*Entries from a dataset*
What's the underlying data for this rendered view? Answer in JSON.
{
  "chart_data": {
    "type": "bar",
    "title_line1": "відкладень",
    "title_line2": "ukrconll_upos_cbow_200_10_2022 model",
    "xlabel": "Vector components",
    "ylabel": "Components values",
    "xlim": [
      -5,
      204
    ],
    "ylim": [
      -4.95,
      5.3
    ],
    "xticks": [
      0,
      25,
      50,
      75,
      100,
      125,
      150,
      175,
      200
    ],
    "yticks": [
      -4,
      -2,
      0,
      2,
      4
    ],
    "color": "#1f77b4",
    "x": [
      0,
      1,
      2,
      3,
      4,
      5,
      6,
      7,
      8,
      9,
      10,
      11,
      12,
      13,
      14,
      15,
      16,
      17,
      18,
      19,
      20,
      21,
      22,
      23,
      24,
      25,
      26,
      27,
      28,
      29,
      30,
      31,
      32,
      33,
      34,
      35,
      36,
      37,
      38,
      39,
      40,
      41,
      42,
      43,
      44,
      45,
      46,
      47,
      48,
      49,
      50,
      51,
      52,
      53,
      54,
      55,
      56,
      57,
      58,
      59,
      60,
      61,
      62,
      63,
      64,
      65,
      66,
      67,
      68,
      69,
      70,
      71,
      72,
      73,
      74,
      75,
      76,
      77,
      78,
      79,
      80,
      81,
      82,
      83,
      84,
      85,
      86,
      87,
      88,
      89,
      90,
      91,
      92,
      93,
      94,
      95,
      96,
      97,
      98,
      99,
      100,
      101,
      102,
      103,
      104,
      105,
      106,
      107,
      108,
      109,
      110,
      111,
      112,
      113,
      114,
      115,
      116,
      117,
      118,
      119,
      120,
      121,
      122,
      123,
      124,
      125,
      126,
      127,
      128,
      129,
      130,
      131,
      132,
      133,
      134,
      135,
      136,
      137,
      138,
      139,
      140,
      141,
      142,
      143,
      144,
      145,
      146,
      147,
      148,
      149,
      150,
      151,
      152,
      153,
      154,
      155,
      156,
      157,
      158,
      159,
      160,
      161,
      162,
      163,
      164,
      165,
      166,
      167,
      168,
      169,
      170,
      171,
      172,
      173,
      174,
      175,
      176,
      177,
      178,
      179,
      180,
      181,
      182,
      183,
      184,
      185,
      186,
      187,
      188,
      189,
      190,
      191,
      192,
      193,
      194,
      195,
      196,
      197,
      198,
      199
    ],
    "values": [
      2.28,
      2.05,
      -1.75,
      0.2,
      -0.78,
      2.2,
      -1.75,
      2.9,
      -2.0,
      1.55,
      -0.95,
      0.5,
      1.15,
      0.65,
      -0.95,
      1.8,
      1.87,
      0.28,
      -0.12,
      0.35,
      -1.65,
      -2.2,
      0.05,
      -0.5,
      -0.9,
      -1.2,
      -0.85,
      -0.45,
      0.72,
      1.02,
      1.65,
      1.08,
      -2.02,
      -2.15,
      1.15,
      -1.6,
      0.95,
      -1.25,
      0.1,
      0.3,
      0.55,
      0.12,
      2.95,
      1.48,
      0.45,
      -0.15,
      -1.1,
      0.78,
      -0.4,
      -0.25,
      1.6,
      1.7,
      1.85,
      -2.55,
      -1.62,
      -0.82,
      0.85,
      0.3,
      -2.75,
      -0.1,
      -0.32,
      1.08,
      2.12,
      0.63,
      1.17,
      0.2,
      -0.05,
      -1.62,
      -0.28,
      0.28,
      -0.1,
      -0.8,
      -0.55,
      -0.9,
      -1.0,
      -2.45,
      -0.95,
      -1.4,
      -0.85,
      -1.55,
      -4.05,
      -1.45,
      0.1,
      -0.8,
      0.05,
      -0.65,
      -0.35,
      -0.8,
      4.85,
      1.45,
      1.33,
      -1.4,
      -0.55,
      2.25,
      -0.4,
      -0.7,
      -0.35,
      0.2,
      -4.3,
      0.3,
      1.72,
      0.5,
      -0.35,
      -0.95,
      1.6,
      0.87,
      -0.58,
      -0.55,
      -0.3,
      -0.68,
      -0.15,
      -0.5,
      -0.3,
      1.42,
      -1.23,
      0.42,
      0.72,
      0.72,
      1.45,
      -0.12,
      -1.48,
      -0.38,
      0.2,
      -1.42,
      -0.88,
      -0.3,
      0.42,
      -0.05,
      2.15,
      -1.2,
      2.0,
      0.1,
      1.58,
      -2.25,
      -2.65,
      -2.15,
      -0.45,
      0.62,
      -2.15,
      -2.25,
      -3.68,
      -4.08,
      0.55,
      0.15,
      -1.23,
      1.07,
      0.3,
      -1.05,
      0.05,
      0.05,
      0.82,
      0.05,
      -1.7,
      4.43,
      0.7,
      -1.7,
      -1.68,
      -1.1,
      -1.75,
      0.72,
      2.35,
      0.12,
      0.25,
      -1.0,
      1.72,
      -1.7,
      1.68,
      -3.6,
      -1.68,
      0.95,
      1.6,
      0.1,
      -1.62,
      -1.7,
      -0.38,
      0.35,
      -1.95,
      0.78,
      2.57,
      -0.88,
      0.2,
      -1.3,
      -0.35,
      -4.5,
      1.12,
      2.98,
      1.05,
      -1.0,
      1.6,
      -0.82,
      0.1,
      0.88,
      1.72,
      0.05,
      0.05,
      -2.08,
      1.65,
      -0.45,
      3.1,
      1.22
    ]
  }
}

*JOB*
Set down all of the entries exactly, please.

*THE RESPONSE*
What's the underlying data for this rendered view? Answer in JSON.
{
  "chart_data": {
    "type": "bar",
    "title_line1": "відкладень",
    "title_line2": "ukrconll_upos_cbow_200_10_2022 model",
    "xlabel": "Vector components",
    "ylabel": "Components values",
    "xlim": [
      -5,
      204
    ],
    "ylim": [
      -4.95,
      5.3
    ],
    "xticks": [
      0,
      25,
      50,
      75,
      100,
      125,
      150,
      175,
      200
    ],
    "yticks": [
      -4,
      -2,
      0,
      2,
      4
    ],
    "color": "#1f77b4",
    "x": [
      0,
      1,
      2,
      3,
      4,
      5,
      6,
      7,
      8,
      9,
      10,
      11,
      12,
      13,
      14,
      15,
      16,
      17,
      18,
      19,
      20,
      21,
      22,
      23,
      24,
      25,
      26,
      27,
      28,
      29,
      30,
      31,
      32,
      33,
      34,
      35,
      36,
      37,
      38,
      39,
      40,
      41,
      42,
      43,
      44,
      45,
      46,
      47,
      48,
      49,
      50,
      51,
      52,
      53,
      54,
      55,
      56,
      57,
      58,
      59,
      60,
      61,
      62,
      63,
      64,
      65,
      66,
      67,
      68,
      69,
      70,
      71,
      72,
      73,
      74,
      75,
      76,
      77,
      78,
      79,
      80,
      81,
      82,
      83,
      84,
      85,
      86,
      87,
      88,
      89,
      90,
      91,
      92,
      93,
      94,
      95,
      96,
      97,
      98,
      99,
      100,
      101,
      102,
      103,
      104,
      105,
      106,
      107,
      108,
      109,
      110,
      111,
      112,
      113,
      114,
      115,
      116,
      117,
      118,
      119,
      120,
      121,
      122,
      123,
      124,
      125,
      126,
      127,
      128,
      129,
      130,
      131,
      132,
      133,
      134,
      135,
      136,
      137,
      138,
      139,
      140,
      141,
      142,
      143,
      144,
      145,
      146,
      147,
      148,
      149,
      150,
      151,
      152,
      153,
      154,
      155,
      156,
      157,
      158,
      159,
      160,
      161,
      162,
      163,
      164,
      165,
      166,
      167,
      168,
      169,
      170,
      171,
      172,
      173,
      174,
      175,
      176,
      177,
      178,
      179,
      180,
      181,
      182,
      183,
      184,
      185,
      186,
      187,
      188,
      189,
      190,
      191,
      192,
      193,
      194,
      195,
      196,
      197,
      198,
      199
    ],
    "values": [
      2.28,
      2.05,
      -1.75,
      0.2,
      -0.78,
      2.2,
      -1.75,
      2.9,
      -2.0,
      1.55,
      -0.95,
      0.5,
      1.15,
      0.65,
      -0.95,
      1.8,
      1.87,
      0.28,
      -0.12,
      0.35,
      -1.65,
      -2.2,
      0.05,
      -0.5,
      -0.9,
      -1.2,
      -0.85,
      -0.45,
      0.72,
      1.02,
      1.65,
      1.08,
      -2.02,
      -2.15,
      1.15,
      -1.6,
      0.95,
      -1.25,
      0.1,
      0.3,
      0.55,
      0.12,
      2.95,
      1.48,
      0.45,
      -0.15,
      -1.1,
      0.78,
      -0.4,
      -0.25,
      1.6,
      1.7,
      1.85,
      -2.55,
      -1.62,
      -0.82,
      0.85,
      0.3,
      -2.75,
      -0.1,
      -0.32,
      1.08,
      2.12,
      0.63,
      1.17,
      0.2,
      -0.05,
      -1.62,
      -0.28,
      0.28,
      -0.1,
      -0.8,
      -0.55,
      -0.9,
      -1.0,
      -2.45,
      -0.95,
      -1.4,
      -0.85,
      -1.55,
      -4.05,
      -1.45,
      0.1,
      -0.8,
      0.05,
      -0.65,
      -0.35,
      -0.8,
      4.85,
      1.45,
      1.33,
      -1.4,
      -0.55,
      2.25,
      -0.4,
      -0.7,
      -0.35,
      0.2,
      -4.3,
      0.3,
      1.72,
      0.5,
      -0.35,
      -0.95,
      1.6,
      0.87,
      -0.58,
      -0.55,
      -0.3,
      -0.68,
      -0.15,
      -0.5,
      -0.3,
      1.42,
      -1.23,
      0.42,
      0.72,
      0.72,
      1.45,
      -0.12,
      -1.48,
      -0.38,
      0.2,
      -1.42,
      -0.88,
      -0.3,
      0.42,
      -0.05,
      2.15,
      -1.2,
      2.0,
      0.1,
      1.58,
      -2.25,
      -2.65,
      -2.15,
      -0.45,
      0.62,
      -2.15,
      -2.25,
      -3.68,
      -4.08,
      0.55,
      0.15,
      -1.23,
      1.07,
      0.3,
      -1.05,
      0.05,
      0.05,
      0.82,
      0.05,
      -1.7,
      4.43,
      0.7,
      -1.7,
      -1.68,
      -1.1,
      -1.75,
      0.72,
      2.35,
      0.12,
      0.25,
      -1.0,
      1.72,
      -1.7,
      1.68,
      -3.6,
      -1.68,
      0.95,
      1.6,
      0.1,
      -1.62,
      -1.7,
      -0.38,
      0.35,
      -1.95,
      0.78,
      2.57,
      -0.88,
      0.2,
      -1.3,
      -0.35,
      -4.5,
      1.12,
      2.98,
      1.05,
      -1.0,
      1.6,
      -0.82,
      0.1,
      0.88,
      1.72,
      0.05,
      0.05,
      -2.08,
      1.65,
      -0.45,
      3.1,
      1.22
    ]
  }
}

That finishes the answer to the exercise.